>> begin Given data

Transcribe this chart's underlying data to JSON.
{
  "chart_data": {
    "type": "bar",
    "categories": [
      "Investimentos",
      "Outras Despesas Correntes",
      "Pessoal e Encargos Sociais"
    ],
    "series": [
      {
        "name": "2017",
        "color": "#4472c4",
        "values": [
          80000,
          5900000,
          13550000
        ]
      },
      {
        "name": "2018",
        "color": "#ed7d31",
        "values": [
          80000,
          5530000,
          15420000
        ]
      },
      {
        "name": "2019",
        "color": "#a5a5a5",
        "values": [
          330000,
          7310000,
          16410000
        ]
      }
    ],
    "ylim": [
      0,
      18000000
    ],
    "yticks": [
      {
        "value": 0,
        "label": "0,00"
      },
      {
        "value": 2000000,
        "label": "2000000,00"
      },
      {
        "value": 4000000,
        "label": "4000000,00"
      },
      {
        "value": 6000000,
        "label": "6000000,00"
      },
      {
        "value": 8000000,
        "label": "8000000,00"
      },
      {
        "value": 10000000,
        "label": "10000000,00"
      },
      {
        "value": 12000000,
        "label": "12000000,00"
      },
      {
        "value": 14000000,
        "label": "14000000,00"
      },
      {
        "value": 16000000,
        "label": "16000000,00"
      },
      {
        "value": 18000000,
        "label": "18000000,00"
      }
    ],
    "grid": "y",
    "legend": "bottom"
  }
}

>> end Given data

Short exercise ▸
Print the whole listing again, exactly.

Exercise response ▸
Transcribe this chart's underlying data to JSON.
{
  "chart_data": {
    "type": "bar",
    "categories": [
      "Investimentos",
      "Outras Despesas Correntes",
      "Pessoal e Encargos Sociais"
    ],
    "series": [
      {
        "name": "2017",
        "color": "#4472c4",
        "values": [
          80000,
          5900000,
          13550000
        ]
      },
      {
        "name": "2018",
        "color": "#ed7d31",
        "values": [
          80000,
          5530000,
          15420000
        ]
      },
      {
        "name": "2019",
        "color": "#a5a5a5",
        "values": [
          330000,
          7310000,
          16410000
        ]
      }
    ],
    "ylim": [
      0,
      18000000
    ],
    "yticks": [
      {
        "value": 0,
        "label": "0,00"
      },
      {
        "value": 2000000,
        "label": "2000000,00"
      },
      {
        "value": 4000000,
        "label": "4000000,00"
      },
      {
        "value": 6000000,
        "label": "6000000,00"
      },
      {
        "value": 8000000,
        "label": "8000000,00"
      },
      {
        "value": 10000000,
        "label": "10000000,00"
      },
      {
        "value": 12000000,
        "label": "12000000,00"
      },
      {
        "value": 14000000,
        "label": "14000000,00"
      },
      {
        "value": 16000000,
        "label": "16000000,00"
      },
      {
        "value": 18000000,
        "label": "18000000,00"
      }
    ],
    "grid": "y",
    "legend": "bottom"
  }
}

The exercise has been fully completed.